Stated task
Locate the word "registrare" in the material, then show every line that holds it.
BEGIN Data rows
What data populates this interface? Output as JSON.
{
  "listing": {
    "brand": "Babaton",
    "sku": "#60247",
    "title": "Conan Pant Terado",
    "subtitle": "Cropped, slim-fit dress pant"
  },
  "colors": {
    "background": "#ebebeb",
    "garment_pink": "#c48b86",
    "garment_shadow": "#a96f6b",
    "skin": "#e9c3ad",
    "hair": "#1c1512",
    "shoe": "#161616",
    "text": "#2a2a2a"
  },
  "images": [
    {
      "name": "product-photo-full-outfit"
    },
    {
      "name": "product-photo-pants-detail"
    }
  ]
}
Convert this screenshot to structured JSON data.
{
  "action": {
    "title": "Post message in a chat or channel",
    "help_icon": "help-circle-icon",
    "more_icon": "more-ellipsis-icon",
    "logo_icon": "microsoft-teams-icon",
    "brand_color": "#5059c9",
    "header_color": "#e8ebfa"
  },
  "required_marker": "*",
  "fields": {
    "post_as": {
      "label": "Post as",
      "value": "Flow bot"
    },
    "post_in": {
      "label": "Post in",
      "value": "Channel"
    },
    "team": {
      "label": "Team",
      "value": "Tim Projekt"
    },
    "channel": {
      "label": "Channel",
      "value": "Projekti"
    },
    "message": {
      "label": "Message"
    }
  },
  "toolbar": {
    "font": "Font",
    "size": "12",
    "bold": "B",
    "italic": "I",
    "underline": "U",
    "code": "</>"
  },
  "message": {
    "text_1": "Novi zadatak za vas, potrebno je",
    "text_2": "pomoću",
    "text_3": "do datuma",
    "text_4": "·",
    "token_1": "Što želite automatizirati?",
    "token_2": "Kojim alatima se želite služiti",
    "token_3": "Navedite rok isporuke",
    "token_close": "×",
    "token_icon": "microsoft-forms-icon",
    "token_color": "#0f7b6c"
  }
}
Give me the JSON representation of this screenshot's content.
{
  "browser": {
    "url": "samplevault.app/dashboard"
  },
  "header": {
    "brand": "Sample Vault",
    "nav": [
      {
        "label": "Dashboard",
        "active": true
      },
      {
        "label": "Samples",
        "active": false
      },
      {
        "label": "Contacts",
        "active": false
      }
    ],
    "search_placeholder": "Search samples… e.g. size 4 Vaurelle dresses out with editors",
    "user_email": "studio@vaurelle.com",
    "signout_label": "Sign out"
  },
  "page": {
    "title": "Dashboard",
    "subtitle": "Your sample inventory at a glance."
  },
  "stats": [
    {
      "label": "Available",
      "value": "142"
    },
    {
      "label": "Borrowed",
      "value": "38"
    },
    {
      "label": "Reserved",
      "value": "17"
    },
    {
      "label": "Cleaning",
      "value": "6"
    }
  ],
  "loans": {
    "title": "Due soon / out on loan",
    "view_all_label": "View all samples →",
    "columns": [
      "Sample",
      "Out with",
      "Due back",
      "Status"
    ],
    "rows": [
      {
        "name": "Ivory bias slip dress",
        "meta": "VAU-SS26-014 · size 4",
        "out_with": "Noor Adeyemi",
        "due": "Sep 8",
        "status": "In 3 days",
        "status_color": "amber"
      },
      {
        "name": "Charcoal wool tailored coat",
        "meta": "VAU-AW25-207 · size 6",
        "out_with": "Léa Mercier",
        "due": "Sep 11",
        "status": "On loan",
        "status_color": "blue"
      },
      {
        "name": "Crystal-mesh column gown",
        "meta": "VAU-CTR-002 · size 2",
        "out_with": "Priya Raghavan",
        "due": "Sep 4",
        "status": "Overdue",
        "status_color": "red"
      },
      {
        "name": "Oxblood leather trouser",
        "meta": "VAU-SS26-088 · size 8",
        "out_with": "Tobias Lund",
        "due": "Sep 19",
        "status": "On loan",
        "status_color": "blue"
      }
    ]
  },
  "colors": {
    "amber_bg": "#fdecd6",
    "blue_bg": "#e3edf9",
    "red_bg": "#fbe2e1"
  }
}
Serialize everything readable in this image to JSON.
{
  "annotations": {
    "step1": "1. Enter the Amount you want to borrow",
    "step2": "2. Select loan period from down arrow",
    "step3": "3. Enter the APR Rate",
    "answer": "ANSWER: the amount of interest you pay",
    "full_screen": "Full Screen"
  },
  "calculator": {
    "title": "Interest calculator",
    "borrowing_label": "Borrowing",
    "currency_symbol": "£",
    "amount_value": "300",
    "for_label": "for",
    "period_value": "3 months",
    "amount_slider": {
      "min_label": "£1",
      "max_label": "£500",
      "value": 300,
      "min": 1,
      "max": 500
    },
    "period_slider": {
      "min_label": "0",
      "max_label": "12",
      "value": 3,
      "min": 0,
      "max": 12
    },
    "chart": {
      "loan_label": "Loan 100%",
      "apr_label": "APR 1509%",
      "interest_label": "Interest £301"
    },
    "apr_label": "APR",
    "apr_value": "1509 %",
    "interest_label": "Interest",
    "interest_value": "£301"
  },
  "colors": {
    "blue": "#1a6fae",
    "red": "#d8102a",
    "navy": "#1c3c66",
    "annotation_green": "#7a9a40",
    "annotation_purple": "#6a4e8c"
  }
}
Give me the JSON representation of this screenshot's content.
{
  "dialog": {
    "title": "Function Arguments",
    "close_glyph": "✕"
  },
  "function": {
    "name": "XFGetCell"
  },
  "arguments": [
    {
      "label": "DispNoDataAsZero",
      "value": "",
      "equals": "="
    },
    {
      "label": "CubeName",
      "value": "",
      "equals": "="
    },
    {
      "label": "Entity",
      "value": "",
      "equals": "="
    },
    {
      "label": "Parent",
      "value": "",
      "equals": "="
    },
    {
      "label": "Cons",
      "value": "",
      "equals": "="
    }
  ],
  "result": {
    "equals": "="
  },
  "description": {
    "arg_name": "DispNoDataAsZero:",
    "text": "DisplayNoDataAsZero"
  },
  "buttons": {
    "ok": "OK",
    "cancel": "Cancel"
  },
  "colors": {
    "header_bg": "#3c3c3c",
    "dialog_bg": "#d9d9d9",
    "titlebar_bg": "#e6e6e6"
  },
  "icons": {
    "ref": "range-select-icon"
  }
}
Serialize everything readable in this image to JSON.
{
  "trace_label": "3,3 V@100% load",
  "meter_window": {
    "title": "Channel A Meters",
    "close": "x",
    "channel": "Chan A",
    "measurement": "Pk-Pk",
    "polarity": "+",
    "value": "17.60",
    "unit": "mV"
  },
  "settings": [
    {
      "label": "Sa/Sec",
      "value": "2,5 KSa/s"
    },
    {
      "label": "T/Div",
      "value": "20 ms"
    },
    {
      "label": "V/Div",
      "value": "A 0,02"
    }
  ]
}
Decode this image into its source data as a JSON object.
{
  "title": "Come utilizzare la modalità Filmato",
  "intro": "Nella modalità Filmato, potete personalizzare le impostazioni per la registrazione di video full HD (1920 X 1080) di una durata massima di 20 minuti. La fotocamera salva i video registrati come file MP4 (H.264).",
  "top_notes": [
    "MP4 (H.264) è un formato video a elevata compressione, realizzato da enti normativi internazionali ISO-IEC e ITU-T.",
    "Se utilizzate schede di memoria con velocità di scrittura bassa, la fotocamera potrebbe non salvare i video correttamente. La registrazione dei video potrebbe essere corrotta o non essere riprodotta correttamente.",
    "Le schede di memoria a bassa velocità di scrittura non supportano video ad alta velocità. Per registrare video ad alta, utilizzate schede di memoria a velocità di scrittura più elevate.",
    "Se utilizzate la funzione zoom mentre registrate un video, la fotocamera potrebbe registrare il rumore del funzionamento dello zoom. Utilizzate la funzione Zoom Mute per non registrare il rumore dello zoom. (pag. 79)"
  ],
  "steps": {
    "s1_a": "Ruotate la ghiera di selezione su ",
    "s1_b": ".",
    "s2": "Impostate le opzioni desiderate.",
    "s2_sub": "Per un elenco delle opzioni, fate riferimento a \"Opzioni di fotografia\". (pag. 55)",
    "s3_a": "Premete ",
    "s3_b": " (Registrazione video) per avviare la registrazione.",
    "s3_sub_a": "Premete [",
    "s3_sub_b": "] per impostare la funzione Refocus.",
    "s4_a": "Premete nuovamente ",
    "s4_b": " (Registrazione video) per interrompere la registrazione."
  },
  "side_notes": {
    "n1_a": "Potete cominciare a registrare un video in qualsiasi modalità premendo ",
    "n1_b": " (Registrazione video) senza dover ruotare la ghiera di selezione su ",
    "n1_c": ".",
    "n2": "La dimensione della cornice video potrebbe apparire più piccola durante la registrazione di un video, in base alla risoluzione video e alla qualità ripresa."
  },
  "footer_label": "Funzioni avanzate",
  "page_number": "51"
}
END Data rows
Solved exercise
    "Le schede di memoria a bassa velocità di scrittura non supportano video ad alta velocità. Per registrare video ad alta, utilizzate schede di memoria a velocità di scrittura più elevate.",
    "Se utilizzate la funzione zoom mentre registrate un video, la fotocamera potrebbe registrare il rumore del funzionamento dello zoom. Utilizzate la funzione Zoom Mute per non registrare il rumore dello zoom. (pag. 79)"
    "n1_a": "Potete cominciare a registrare un video in qualsiasi modalità premendo ",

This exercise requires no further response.